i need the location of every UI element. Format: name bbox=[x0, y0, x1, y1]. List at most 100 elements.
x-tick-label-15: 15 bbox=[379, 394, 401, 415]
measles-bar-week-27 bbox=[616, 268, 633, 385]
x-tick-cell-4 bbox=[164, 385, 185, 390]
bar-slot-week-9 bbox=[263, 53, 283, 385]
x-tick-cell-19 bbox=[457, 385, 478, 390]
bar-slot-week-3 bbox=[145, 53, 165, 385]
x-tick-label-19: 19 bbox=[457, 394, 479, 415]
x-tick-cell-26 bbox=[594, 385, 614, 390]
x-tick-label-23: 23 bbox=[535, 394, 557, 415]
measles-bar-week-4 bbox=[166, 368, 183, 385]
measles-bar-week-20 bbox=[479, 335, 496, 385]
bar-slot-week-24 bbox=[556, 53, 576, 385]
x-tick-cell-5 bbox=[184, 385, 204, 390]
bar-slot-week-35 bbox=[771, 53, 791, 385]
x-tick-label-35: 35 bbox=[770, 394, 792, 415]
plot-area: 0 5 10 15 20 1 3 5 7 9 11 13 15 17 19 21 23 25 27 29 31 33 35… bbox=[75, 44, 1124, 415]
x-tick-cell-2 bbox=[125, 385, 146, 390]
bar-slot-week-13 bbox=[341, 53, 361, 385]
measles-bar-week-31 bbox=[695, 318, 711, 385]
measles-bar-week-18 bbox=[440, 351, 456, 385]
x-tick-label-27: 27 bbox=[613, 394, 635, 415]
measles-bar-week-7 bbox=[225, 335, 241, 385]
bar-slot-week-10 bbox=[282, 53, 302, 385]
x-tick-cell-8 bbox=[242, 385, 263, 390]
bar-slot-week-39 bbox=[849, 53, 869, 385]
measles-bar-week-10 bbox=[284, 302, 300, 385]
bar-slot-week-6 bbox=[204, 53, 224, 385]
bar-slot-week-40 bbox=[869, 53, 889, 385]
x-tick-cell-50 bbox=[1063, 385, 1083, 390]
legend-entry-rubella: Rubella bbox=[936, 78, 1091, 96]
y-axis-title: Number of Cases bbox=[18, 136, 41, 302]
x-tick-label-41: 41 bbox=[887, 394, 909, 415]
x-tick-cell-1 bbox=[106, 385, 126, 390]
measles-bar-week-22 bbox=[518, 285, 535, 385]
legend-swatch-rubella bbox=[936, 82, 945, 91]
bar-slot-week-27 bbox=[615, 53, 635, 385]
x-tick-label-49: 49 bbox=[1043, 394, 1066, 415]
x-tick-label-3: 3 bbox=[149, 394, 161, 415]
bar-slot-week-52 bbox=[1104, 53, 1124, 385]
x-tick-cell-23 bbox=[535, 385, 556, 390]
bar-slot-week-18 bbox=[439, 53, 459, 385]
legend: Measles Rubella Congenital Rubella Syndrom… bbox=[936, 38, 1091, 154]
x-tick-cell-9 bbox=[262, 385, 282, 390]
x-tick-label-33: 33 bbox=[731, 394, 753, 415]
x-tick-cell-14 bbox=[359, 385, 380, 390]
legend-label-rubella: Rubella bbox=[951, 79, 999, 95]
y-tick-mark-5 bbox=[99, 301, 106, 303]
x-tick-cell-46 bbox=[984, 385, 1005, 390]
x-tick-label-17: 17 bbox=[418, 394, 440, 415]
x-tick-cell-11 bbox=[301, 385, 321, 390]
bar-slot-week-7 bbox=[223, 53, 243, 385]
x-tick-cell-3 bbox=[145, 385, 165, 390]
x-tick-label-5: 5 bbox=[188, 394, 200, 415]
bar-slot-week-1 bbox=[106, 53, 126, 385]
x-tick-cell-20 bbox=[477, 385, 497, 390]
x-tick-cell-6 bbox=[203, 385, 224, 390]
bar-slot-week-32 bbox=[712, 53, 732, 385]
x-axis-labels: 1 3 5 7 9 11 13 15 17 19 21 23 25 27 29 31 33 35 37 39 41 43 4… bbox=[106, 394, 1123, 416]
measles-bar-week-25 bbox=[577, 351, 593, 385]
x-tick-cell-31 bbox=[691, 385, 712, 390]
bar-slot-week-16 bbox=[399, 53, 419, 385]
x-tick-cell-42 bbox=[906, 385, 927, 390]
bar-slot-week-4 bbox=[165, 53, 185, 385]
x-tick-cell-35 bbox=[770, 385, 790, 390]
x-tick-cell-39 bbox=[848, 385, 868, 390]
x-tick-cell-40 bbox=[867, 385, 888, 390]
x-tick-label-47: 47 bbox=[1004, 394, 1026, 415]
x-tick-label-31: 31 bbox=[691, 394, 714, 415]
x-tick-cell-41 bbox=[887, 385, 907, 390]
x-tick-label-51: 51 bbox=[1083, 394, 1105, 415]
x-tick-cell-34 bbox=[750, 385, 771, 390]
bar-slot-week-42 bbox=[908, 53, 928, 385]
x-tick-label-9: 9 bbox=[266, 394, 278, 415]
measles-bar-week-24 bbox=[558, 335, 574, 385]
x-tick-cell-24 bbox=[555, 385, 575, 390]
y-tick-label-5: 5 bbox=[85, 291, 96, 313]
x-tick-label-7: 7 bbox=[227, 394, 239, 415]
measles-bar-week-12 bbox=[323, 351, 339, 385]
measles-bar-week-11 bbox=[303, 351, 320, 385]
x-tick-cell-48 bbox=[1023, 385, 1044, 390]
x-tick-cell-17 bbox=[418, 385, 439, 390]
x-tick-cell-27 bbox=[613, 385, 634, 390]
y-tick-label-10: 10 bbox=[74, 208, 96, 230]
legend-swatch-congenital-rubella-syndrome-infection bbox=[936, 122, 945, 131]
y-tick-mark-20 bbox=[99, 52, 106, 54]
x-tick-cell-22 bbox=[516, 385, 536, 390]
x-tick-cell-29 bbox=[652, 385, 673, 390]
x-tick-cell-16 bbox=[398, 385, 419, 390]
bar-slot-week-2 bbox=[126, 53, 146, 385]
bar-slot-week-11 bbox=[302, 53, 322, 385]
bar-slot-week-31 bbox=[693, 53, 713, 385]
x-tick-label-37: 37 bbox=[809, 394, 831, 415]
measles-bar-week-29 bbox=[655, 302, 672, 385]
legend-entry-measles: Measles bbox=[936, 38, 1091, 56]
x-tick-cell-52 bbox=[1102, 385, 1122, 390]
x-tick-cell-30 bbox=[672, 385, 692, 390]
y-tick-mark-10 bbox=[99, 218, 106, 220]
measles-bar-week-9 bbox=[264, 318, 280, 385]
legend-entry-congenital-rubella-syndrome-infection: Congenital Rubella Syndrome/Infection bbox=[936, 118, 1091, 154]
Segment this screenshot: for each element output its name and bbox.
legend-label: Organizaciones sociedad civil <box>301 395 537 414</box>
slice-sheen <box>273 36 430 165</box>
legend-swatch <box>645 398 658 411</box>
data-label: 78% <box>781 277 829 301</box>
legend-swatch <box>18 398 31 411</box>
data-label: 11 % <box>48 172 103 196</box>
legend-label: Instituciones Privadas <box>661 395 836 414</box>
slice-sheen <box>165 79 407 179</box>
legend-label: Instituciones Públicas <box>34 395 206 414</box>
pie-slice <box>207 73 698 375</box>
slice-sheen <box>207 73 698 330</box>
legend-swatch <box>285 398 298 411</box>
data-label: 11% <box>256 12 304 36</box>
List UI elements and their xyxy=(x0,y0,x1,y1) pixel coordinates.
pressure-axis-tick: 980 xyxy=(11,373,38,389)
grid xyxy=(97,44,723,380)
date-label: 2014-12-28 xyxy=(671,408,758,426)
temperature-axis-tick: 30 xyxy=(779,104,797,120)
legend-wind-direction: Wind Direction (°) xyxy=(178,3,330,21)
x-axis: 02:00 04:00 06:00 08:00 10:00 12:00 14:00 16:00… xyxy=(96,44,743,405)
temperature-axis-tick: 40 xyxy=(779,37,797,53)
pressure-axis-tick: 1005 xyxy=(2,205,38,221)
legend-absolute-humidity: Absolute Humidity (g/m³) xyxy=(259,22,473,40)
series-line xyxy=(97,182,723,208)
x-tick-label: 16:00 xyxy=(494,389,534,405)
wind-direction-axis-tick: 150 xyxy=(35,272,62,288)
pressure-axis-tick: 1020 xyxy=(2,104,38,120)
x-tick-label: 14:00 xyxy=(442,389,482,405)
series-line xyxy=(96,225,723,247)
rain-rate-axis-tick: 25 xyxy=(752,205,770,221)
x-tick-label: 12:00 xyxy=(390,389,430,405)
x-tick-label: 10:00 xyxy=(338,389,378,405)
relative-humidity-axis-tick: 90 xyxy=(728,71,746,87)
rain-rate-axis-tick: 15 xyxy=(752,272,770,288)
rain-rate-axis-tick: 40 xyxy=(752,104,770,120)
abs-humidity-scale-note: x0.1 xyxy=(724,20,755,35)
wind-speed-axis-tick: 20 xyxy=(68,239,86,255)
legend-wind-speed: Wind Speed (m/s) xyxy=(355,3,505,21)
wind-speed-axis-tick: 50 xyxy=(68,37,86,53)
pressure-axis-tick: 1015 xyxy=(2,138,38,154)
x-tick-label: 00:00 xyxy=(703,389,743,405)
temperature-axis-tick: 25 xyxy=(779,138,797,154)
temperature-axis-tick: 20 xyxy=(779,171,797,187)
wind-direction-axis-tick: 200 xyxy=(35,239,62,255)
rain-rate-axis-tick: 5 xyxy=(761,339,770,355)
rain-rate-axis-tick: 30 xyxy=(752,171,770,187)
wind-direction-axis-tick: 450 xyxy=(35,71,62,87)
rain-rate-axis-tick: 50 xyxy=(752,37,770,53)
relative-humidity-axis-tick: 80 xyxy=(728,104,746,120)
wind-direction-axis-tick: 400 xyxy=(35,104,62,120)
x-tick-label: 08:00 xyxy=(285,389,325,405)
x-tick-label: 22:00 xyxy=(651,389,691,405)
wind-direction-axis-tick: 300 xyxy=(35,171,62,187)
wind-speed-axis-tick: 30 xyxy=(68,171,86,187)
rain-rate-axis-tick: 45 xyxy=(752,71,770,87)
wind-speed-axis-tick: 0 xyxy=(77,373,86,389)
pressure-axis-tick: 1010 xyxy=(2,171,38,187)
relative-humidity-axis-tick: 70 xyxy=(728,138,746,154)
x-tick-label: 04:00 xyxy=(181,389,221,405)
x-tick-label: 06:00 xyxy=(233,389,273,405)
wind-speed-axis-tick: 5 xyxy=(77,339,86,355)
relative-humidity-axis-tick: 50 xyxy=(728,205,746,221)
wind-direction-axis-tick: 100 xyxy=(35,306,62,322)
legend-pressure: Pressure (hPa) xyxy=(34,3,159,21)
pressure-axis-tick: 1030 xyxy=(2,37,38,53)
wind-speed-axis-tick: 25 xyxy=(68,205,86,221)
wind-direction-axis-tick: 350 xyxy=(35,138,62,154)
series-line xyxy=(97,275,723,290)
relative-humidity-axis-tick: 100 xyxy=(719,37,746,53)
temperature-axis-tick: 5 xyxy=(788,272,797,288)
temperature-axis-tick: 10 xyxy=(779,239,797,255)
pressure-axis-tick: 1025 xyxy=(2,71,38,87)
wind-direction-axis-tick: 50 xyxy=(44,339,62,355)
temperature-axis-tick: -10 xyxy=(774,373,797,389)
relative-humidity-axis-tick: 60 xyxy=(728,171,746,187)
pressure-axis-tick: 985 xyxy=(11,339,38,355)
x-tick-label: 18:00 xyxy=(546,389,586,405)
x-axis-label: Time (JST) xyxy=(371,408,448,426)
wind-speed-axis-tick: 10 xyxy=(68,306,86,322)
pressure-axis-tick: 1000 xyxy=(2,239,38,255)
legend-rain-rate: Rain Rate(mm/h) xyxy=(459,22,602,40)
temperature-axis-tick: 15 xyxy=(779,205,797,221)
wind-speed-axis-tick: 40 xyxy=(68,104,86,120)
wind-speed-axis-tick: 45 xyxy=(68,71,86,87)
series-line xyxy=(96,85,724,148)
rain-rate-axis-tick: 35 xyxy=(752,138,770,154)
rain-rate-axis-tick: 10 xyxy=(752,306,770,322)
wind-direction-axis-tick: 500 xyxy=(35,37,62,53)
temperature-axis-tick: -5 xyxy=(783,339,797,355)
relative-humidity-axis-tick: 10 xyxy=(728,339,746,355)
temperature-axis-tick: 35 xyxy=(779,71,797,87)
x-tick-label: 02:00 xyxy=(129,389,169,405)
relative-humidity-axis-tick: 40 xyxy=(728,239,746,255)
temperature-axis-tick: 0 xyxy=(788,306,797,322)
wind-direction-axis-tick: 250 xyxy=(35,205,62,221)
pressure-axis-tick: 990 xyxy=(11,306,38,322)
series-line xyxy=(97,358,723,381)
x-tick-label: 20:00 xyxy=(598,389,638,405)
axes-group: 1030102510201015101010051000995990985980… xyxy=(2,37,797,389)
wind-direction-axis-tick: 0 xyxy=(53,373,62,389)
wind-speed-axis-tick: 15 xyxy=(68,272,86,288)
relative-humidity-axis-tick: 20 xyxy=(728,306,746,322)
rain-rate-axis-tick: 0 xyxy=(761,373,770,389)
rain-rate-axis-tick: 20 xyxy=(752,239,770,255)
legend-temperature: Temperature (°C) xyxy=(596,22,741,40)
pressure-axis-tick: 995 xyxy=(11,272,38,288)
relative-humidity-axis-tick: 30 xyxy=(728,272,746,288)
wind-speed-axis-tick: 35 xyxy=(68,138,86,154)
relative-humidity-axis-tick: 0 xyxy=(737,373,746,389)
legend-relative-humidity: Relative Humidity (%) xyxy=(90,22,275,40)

☆ ☆ ☆ ☆ ☆ ☆ ☆

» INSTRUCTIONS FOR THE TASK
Rewrite the rows from the first line through the line with "bar-slot-week-40 bbox=[869, 53, 889, 385]", replacing every "measles-bar" with "measles-column" and keeping all other text the same.

» EXERCISE RESPONSE
i need the location of every UI element. Format: name bbox=[x0, y0, x1, y1]. List at most 100 elements.
x-tick-label-15: 15 bbox=[379, 394, 401, 415]
measles-column-week-27 bbox=[616, 268, 633, 385]
x-tick-cell-4 bbox=[164, 385, 185, 390]
bar-slot-week-9 bbox=[263, 53, 283, 385]
x-tick-cell-19 bbox=[457, 385, 478, 390]
bar-slot-week-3 bbox=[145, 53, 165, 385]
x-tick-label-19: 19 bbox=[457, 394, 479, 415]
x-tick-cell-26 bbox=[594, 385, 614, 390]
x-tick-label-23: 23 bbox=[535, 394, 557, 415]
measles-column-week-4 bbox=[166, 368, 183, 385]
measles-column-week-20 bbox=[479, 335, 496, 385]
bar-slot-week-24 bbox=[556, 53, 576, 385]
x-tick-cell-5 bbox=[184, 385, 204, 390]
bar-slot-week-35 bbox=[771, 53, 791, 385]
x-tick-label-35: 35 bbox=[770, 394, 792, 415]
plot-area: 0 5 10 15 20 1 3 5 7 9 11 13 15 17 19 21 23 25 27 29 31 33 35… bbox=[75, 44, 1124, 415]
x-tick-cell-2 bbox=[125, 385, 146, 390]
bar-slot-week-13 bbox=[341, 53, 361, 385]
measles-column-week-31 bbox=[695, 318, 711, 385]
measles-column-week-18 bbox=[440, 351, 456, 385]
x-tick-label-27: 27 bbox=[613, 394, 635, 415]
measles-column-week-7 bbox=[225, 335, 241, 385]
bar-slot-week-10 bbox=[282, 53, 302, 385]
x-tick-cell-8 bbox=[242, 385, 263, 390]
bar-slot-week-39 bbox=[849, 53, 869, 385]
measles-column-week-10 bbox=[284, 302, 300, 385]
bar-slot-week-6 bbox=[204, 53, 224, 385]
bar-slot-week-40 bbox=[869, 53, 889, 385]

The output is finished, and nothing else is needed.